### WRITTEN REQUEST
Check every line below for the word "size" and copy the ones that have it.

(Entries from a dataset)

* * * * *

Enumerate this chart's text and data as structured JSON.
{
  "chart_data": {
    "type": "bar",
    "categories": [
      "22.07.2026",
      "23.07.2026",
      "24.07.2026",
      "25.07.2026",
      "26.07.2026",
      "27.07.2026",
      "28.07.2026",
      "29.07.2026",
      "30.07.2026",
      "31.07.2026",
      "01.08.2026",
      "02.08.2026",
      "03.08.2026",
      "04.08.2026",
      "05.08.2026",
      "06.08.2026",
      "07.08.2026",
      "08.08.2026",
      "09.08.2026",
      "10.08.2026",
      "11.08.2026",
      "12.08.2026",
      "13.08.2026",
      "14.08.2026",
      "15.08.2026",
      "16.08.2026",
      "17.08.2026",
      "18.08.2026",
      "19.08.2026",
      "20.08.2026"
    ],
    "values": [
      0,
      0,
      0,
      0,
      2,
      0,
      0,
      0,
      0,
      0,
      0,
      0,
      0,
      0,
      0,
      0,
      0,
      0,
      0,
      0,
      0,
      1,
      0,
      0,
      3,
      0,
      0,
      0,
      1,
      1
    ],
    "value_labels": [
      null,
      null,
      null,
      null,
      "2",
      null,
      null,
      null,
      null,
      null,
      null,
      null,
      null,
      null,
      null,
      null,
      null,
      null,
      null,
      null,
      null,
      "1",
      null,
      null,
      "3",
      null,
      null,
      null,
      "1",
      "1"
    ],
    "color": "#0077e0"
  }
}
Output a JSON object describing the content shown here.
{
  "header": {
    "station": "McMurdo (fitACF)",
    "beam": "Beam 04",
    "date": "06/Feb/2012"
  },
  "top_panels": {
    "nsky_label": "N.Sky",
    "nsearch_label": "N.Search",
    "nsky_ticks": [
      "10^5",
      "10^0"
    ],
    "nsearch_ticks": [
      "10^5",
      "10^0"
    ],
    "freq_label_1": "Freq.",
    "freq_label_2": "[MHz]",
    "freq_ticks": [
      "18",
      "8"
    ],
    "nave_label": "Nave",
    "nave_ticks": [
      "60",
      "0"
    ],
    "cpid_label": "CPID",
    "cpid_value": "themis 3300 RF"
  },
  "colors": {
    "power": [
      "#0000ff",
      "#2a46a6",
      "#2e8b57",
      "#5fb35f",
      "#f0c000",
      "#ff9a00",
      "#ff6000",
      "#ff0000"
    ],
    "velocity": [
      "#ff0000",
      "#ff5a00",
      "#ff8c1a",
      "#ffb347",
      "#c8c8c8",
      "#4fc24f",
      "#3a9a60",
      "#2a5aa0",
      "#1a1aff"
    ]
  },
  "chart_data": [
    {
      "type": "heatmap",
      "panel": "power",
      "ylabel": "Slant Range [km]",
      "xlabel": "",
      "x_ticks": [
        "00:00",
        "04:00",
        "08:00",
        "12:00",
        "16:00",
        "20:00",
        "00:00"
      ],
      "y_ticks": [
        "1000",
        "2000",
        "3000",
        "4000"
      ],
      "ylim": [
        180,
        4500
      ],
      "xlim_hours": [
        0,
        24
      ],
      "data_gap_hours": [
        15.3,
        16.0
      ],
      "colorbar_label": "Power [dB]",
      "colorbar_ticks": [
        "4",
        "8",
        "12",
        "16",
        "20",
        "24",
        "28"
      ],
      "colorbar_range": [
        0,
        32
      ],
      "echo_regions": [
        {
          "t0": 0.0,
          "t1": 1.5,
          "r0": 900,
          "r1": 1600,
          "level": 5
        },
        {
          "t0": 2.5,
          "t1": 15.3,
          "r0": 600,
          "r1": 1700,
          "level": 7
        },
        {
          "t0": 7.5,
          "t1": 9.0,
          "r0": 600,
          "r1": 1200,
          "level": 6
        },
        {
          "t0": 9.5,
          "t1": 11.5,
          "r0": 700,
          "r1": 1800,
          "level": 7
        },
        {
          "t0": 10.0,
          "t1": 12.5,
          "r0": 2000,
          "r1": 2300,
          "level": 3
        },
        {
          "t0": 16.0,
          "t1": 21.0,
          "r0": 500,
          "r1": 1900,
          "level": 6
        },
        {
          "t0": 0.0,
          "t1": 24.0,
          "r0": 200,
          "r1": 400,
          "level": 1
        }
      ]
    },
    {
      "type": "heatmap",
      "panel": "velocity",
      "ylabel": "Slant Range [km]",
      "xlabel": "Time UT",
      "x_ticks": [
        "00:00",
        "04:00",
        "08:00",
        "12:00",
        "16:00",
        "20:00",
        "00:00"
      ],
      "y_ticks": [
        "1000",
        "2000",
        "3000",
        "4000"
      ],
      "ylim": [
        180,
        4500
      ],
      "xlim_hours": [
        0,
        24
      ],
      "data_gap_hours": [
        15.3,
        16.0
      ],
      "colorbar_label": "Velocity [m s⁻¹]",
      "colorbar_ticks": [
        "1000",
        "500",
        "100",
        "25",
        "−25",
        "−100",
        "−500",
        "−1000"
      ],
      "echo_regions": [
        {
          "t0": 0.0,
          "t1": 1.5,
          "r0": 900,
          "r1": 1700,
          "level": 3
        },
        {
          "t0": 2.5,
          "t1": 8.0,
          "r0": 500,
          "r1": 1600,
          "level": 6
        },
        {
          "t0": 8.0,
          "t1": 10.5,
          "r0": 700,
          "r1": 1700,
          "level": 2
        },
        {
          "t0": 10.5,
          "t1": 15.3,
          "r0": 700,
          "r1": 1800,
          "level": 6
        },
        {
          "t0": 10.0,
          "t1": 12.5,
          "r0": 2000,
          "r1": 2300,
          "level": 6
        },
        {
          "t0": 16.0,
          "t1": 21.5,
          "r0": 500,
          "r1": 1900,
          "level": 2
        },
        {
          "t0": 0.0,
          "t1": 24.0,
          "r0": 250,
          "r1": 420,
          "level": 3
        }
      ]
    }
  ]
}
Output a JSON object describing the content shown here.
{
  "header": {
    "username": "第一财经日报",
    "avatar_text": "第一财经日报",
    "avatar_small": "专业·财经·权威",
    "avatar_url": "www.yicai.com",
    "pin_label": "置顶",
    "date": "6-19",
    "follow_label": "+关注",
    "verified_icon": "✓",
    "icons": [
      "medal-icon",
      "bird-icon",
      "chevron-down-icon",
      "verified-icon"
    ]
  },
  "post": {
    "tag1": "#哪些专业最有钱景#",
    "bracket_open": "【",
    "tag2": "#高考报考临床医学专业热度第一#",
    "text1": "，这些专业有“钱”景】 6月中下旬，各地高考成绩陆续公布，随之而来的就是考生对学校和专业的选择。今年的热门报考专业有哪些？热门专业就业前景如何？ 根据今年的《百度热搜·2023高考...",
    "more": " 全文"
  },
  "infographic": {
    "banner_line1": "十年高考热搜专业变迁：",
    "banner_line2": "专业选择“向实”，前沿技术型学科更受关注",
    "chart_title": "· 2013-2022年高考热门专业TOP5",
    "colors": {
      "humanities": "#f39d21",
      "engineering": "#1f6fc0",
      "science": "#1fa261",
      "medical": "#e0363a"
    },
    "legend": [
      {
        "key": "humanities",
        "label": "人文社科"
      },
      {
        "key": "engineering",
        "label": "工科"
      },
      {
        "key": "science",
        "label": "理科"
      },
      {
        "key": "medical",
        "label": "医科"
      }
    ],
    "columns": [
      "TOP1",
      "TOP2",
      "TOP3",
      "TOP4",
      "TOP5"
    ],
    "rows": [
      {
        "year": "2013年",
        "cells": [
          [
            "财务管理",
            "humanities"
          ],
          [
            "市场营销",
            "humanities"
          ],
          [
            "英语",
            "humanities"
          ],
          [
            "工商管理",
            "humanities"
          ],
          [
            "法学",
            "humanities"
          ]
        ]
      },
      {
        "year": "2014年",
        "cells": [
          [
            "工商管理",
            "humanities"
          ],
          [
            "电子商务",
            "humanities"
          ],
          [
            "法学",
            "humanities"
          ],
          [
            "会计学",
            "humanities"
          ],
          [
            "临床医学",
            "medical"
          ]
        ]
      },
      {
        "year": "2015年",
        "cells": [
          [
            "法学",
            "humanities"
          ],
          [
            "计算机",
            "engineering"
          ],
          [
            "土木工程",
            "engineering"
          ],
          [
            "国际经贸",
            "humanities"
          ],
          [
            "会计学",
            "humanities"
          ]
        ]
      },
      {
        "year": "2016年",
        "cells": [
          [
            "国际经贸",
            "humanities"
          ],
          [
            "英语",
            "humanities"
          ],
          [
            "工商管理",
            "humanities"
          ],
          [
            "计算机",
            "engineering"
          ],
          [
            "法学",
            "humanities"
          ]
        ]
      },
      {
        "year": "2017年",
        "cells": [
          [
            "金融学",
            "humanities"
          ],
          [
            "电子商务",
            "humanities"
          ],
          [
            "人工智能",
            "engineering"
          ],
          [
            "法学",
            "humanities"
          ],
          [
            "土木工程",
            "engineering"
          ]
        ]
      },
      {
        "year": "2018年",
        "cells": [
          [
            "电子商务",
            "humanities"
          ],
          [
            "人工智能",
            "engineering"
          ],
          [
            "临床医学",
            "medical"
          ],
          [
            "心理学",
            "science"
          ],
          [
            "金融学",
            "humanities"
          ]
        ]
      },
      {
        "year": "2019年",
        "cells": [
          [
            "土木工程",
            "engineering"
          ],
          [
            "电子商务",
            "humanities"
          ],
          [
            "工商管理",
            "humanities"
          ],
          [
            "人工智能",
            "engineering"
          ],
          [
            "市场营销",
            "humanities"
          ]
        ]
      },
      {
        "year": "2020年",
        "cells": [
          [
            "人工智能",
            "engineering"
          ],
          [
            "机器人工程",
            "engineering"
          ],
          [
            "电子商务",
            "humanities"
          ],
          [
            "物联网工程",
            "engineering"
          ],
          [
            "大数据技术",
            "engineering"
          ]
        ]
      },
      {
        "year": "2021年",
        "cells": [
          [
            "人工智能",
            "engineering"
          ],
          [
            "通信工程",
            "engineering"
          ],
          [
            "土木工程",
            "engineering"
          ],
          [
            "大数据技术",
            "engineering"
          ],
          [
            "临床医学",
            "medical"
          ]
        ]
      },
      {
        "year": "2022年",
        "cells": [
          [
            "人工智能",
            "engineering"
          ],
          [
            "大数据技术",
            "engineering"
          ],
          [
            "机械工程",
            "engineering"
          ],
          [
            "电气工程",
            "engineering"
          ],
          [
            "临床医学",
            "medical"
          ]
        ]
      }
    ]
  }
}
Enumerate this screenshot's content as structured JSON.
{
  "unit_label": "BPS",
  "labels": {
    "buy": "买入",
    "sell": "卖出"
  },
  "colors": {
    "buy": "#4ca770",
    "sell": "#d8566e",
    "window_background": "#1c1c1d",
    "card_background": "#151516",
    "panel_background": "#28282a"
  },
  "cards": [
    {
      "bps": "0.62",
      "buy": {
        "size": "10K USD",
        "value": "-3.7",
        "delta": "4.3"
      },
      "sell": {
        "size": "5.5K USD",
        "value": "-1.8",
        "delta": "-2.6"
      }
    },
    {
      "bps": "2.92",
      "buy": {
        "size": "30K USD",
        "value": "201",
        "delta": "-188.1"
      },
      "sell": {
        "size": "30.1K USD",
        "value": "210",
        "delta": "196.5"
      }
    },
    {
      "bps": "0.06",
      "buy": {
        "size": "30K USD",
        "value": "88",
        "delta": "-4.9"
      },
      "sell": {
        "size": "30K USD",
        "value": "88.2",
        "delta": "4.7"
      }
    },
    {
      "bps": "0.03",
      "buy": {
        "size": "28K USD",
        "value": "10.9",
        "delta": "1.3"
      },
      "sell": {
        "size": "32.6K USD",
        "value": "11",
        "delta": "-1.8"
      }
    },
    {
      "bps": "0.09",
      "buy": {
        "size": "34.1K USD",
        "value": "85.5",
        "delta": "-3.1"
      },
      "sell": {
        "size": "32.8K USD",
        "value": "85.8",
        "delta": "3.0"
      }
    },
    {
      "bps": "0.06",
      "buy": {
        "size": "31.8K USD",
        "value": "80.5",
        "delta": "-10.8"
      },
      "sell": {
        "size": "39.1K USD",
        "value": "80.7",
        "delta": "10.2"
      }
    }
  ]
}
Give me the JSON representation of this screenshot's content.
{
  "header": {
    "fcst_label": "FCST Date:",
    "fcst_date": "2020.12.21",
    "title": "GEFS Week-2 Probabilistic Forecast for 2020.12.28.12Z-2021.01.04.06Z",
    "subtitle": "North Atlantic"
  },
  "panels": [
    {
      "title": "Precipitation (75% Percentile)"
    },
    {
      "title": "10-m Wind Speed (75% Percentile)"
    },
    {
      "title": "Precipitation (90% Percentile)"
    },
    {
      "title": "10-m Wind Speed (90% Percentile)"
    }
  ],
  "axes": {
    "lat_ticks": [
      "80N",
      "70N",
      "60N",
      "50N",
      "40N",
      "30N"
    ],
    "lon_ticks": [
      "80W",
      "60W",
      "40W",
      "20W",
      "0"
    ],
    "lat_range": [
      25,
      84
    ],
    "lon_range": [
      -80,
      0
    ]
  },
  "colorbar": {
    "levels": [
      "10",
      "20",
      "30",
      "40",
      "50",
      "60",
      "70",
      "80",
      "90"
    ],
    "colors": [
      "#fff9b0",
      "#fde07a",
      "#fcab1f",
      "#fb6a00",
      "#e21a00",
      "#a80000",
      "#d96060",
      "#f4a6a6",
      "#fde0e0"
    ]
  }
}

* * * * *

### SOLUTION
        "size": "10K USD",
        "size": "5.5K USD",
        "size": "30K USD",
        "size": "30.1K USD",
        "size": "30K USD",
        "size": "30K USD",
        "size": "28K USD",
        "size": "32.6K USD",
        "size": "34.1K USD",
        "size": "32.8K USD",
        "size": "31.8K USD",
        "size": "39.1K USD",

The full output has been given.